Records from a collection
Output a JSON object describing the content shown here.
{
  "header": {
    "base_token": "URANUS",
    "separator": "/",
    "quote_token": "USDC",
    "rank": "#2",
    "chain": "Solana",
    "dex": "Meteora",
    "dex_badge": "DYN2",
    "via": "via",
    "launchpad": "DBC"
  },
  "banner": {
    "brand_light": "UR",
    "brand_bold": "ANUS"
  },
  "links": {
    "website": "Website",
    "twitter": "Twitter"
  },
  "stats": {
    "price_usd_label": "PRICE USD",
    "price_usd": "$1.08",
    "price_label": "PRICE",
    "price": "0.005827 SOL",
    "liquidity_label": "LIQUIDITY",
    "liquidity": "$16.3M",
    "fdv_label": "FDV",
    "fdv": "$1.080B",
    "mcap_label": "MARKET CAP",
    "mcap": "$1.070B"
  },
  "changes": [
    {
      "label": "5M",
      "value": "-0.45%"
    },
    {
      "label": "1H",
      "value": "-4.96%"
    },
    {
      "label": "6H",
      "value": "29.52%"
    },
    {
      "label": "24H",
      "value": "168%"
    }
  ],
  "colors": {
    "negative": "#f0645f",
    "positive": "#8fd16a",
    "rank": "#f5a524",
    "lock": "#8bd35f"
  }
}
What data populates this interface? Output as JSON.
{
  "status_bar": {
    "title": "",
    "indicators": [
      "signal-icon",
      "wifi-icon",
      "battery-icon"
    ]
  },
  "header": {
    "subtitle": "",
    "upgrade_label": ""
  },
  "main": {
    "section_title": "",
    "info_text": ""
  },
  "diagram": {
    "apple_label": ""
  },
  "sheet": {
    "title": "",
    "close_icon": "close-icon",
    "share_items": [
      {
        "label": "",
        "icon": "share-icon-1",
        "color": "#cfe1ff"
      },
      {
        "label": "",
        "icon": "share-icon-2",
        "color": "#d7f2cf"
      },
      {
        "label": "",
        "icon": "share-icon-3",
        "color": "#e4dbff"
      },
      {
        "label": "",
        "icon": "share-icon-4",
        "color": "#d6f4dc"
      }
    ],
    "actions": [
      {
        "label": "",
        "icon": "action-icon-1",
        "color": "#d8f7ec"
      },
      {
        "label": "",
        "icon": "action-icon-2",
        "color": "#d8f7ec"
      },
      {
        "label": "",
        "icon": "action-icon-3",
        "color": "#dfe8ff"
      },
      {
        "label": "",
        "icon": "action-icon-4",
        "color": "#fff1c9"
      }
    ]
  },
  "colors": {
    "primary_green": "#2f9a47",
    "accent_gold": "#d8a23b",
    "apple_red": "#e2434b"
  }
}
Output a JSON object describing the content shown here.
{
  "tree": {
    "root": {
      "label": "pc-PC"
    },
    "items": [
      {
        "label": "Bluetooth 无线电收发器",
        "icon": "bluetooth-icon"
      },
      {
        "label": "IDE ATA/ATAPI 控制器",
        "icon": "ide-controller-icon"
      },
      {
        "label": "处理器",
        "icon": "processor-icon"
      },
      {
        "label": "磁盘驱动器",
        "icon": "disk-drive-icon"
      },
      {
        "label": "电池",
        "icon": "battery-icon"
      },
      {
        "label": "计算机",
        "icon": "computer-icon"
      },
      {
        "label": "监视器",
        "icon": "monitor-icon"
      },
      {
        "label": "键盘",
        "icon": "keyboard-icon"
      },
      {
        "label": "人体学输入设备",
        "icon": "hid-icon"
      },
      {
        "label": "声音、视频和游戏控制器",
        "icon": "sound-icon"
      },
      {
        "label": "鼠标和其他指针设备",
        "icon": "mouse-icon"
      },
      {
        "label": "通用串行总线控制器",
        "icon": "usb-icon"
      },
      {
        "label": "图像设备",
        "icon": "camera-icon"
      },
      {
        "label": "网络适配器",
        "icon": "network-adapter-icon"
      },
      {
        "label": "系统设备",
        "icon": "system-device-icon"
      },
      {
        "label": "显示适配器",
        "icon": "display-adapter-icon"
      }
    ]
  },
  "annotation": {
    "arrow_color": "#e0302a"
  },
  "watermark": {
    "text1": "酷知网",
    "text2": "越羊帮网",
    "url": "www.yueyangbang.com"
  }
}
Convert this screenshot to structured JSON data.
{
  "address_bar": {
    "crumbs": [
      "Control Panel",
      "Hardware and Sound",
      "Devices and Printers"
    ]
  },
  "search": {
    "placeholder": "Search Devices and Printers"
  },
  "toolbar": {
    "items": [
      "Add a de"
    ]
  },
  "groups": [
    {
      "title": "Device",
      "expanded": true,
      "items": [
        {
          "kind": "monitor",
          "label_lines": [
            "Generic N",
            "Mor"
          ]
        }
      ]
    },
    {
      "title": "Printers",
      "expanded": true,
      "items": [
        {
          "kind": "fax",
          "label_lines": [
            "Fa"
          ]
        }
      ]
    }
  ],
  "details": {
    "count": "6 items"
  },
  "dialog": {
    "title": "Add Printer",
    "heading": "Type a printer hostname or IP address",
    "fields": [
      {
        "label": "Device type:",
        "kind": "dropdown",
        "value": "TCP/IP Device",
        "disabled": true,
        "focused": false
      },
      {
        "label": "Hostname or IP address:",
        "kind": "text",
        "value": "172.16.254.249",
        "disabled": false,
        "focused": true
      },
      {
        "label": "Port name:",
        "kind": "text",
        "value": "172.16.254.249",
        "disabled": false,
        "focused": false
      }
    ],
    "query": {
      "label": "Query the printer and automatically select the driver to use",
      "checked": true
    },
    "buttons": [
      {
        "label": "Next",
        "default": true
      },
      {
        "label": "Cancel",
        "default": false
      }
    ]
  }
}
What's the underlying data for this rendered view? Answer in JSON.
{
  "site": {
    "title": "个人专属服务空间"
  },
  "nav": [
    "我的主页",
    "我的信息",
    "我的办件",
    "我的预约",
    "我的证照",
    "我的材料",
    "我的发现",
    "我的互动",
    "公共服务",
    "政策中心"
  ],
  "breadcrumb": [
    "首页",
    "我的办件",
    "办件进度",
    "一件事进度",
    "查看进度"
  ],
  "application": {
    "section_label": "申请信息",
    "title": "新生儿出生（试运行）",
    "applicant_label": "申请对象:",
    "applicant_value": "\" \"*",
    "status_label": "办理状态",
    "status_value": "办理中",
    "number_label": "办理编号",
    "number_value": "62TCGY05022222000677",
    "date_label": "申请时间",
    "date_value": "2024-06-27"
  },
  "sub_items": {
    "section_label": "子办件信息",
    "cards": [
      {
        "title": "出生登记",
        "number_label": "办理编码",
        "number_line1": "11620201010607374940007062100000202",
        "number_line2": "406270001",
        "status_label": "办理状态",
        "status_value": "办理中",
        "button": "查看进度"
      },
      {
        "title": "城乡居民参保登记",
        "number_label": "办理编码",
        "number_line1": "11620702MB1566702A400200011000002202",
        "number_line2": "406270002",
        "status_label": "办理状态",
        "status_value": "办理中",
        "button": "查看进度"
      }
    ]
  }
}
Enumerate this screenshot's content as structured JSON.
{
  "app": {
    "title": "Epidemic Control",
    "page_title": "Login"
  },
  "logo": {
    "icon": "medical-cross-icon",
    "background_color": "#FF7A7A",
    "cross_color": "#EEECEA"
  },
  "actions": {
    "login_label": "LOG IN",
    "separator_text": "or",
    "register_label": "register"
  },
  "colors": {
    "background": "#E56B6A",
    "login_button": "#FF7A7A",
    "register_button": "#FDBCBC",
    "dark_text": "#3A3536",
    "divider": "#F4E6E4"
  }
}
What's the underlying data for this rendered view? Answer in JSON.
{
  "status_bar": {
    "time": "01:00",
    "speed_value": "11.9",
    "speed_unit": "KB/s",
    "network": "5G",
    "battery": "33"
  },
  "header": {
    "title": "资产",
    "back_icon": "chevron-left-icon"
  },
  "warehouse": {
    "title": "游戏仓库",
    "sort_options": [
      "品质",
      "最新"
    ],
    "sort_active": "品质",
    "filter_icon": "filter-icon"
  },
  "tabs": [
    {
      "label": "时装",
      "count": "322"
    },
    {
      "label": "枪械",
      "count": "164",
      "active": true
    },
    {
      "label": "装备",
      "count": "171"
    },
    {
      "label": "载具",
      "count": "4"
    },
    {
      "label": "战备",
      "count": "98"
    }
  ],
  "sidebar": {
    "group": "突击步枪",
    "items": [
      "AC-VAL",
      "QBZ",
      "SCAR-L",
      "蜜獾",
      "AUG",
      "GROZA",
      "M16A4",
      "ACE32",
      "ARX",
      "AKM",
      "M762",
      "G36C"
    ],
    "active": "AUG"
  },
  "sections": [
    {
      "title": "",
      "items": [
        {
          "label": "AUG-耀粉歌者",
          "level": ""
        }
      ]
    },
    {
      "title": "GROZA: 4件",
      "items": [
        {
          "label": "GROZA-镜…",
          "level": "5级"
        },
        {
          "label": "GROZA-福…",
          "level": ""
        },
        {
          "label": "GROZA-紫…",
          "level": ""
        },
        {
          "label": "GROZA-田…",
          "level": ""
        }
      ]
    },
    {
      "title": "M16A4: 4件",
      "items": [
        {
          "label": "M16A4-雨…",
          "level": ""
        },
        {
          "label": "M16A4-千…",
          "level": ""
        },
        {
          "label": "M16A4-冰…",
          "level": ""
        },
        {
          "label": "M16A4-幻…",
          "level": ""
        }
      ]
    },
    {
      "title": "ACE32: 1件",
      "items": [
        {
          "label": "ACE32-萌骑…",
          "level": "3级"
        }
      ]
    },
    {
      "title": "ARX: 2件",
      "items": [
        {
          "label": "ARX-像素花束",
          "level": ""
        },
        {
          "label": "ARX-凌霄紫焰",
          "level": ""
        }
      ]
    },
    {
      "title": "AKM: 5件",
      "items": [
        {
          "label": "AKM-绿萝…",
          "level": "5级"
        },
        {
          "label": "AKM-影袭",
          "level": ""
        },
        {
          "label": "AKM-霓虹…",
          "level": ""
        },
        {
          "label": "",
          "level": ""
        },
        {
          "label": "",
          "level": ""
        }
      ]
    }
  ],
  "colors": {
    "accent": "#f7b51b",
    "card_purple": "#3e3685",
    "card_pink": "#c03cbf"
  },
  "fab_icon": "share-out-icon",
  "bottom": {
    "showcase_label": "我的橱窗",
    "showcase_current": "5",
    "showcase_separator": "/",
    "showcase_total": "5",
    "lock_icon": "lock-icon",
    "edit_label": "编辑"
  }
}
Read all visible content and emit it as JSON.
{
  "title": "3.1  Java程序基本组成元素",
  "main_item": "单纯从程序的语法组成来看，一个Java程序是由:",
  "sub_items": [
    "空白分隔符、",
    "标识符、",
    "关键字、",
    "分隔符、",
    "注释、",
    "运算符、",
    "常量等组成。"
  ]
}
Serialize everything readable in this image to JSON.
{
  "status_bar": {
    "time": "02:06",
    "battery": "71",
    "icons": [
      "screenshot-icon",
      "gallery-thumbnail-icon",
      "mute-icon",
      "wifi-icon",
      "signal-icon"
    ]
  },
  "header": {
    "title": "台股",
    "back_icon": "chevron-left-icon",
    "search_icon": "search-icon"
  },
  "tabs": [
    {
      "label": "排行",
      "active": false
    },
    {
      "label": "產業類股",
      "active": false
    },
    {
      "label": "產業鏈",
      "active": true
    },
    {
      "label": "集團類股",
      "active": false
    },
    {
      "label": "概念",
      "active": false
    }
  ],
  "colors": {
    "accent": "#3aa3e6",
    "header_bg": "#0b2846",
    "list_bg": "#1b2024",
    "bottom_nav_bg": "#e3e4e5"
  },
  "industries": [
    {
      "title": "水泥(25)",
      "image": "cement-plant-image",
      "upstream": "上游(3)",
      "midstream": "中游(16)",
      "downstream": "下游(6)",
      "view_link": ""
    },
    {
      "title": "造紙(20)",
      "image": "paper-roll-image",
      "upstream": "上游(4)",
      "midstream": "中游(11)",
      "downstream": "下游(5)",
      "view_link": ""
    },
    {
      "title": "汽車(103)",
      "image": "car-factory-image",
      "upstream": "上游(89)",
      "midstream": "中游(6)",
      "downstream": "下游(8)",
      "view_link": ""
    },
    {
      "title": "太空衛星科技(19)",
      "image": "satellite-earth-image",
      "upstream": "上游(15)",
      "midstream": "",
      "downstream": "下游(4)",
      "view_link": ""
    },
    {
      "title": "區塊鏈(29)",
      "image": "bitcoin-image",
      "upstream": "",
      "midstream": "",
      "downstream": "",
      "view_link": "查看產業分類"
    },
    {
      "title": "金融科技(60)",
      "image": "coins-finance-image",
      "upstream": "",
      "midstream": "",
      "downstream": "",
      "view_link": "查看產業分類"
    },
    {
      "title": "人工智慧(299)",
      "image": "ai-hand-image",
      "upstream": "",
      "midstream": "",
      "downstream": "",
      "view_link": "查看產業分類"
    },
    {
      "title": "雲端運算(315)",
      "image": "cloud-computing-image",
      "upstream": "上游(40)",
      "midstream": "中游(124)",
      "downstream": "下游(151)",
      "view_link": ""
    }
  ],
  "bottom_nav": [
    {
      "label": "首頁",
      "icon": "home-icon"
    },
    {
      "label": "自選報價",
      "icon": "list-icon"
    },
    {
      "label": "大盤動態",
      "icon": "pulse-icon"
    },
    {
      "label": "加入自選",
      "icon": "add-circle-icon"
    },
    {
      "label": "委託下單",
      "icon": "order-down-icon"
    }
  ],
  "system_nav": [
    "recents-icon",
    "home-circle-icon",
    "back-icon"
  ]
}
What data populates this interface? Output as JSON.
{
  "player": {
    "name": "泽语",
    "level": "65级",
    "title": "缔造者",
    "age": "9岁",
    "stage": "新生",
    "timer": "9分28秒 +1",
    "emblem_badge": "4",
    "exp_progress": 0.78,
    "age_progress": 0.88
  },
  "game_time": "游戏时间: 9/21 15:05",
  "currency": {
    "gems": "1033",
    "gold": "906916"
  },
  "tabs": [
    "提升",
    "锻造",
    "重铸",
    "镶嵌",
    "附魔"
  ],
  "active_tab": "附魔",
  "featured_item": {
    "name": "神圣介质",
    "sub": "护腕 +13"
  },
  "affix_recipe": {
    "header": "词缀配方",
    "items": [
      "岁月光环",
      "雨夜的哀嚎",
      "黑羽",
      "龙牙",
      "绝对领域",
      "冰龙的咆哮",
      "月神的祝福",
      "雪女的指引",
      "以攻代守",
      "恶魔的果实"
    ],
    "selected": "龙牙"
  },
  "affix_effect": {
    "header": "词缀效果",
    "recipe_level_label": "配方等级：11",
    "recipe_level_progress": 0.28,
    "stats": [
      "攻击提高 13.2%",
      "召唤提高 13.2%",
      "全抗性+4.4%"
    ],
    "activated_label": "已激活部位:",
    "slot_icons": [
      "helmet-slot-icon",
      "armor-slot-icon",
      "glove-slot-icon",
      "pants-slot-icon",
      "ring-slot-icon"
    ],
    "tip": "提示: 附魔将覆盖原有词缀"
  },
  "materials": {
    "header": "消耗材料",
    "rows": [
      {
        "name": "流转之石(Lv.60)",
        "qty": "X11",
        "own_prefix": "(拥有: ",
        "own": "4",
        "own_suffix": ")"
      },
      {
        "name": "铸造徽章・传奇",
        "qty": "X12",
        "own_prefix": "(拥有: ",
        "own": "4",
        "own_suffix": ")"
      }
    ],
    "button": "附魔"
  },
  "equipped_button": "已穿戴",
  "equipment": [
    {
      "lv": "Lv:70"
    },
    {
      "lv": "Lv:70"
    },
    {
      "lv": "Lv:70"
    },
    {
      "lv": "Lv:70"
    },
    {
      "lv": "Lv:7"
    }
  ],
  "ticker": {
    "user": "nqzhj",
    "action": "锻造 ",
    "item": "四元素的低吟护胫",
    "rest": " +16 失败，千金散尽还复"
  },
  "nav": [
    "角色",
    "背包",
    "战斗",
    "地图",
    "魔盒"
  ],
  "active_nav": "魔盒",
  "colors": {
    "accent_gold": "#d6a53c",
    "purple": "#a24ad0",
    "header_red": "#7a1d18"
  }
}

Goal of the exercise
Identify each line in the records above that contains the word "count", and copy it out in full.

Full output
    "count": "6 items"
      "count": "322"
      "count": "164",
      "count": "171"
      "count": "4"
      "count": "98"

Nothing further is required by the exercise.